● PARTS OF THE EXERCISE
[a] Reproduce the passage of the Terraform post that begins with the words containing "When I change" and ends with "from a script?".
[b] Continue the forum post about tearing down Kubernetes clusters in Terraform, starting after its final sentence.

● SUPPLIED TEXT
— Start —
2
votes

In my terraform infrastructure, I spin up several Kubernetes clusters based on parameters, then install some standard contents to those Kubernetes clusters using the kubernetes provider.

When I change the parameters and one of the clusters is no longer needed, terraform is unable to tear it down because the provider and resources are both in the module. I don't see an alternative, however, because I create the kubernetes cluster in that same module, and the kubernetes object are all per kubernetes cluster.

All solutions I can think of involve adding a bunch of boilerplate to my terraform config. Should I consider generating my terraform config from a script?
— End —
● STORED RECORDS
— Start —
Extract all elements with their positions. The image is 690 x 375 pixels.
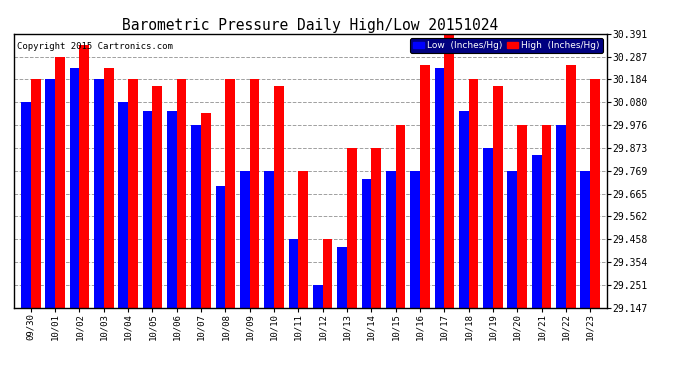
Bar <box>46 79 55 308</box>
Bar <box>323 239 333 308</box>
Bar <box>518 125 527 308</box>
Bar <box>31 79 41 308</box>
Bar <box>216 186 226 308</box>
Bar <box>459 111 469 308</box>
Bar <box>70 68 79 308</box>
Bar <box>411 171 420 308</box>
Bar <box>566 65 575 308</box>
Text: Copyright 2015 Cartronics.com: Copyright 2015 Cartronics.com <box>17 42 172 51</box>
Bar <box>313 285 323 308</box>
Bar <box>542 125 551 308</box>
Bar <box>274 86 284 308</box>
Bar <box>532 155 542 308</box>
Bar <box>250 79 259 308</box>
Bar <box>167 111 177 308</box>
Bar <box>55 57 65 308</box>
Bar <box>347 148 357 308</box>
Bar <box>337 248 347 308</box>
Bar <box>264 171 274 308</box>
Bar <box>469 79 478 308</box>
Bar <box>201 113 210 308</box>
Bar <box>21 102 31 308</box>
Title: Barometric Pressure Daily High/Low 20151024: Barometric Pressure Daily High/Low 20151… <box>122 18 499 33</box>
Bar <box>79 45 89 308</box>
Bar <box>240 171 250 308</box>
Bar <box>191 125 201 308</box>
Bar <box>152 86 162 308</box>
Bar <box>298 171 308 308</box>
Bar <box>556 125 566 308</box>
Bar <box>507 171 518 308</box>
Bar <box>94 79 104 308</box>
Bar <box>119 102 128 308</box>
Bar <box>493 86 502 308</box>
Bar <box>177 79 186 308</box>
Bar <box>371 148 381 308</box>
Bar <box>483 148 493 308</box>
Bar <box>395 125 405 308</box>
Bar <box>420 65 430 308</box>
Bar <box>362 179 371 308</box>
Bar <box>580 171 590 308</box>
Legend: Low  (Inches/Hg), High  (Inches/Hg): Low (Inches/Hg), High (Inches/Hg) <box>410 38 602 53</box>
Bar <box>226 79 235 308</box>
Bar <box>288 239 298 308</box>
Bar <box>444 34 454 308</box>
Bar <box>435 68 444 308</box>
Bar <box>128 79 138 308</box>
Bar <box>386 171 395 308</box>
Bar <box>104 68 114 308</box>
Bar <box>590 79 600 308</box>
Bar <box>143 111 152 308</box>
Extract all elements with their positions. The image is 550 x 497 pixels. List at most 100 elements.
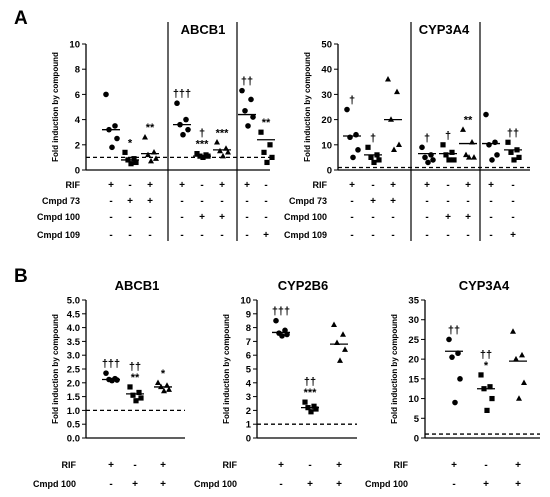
— End —
● THE RESULTS
[a]
When I change the parameters and one of the clusters is no longer needed, terraform is unable to tear it down because the provider and resources are both in the module. I don't see an alternative, however, because I create the kubernetes cluster in that same module, and the kubernetes object are all per kubernetes cluster.

All solutions I can think of involve adding a bunch of boilerplate to my terraform config. Should I consider generating my terraform config from a script?

[b]
I made a git repo that shows exactly the problems I'm having:

https://github.com/bukzor/terraform-gke-k8s-demo

1
What error do you get? Can you provide a minimal reproducible example that reproduces the issue? You absolutely can create and destroy things that have a dependent provider in one go with Terraform but it does depend slightly on the provider and also how you write things.ydaetskcoR
@ydaetskcoR: Here you go! github.com/bukzor/terraform-gke-k8s-demobukzor

1 Answers

3
votes

TL;DR

Two solutions:

  1. Create two separate modules with Terraform
  2. Use interpolations and depends_on between the code that creates your Kubernetes cluster and the kubernetes resources:

    resource "kubernetes_service" "example" {
      metadata {
        name = "my-service"
      }
    
      depends_on = ["aws_vpc.kubernetes"]
    }
    
    resource "aws_vpc" "kubernetes" {
      ...
    }
    

When destroying resources

You are encountering a dependency lifecycle issue

PS: I don't know the code you've used to create / provision your Kubernetes cluster but I guess it looks like this

  1. Write code for the Kubernetes cluster (creates a VPC)
  2. Apply it
  3. Write code for provisionning Kubernetes (create an Service that creates an ELB)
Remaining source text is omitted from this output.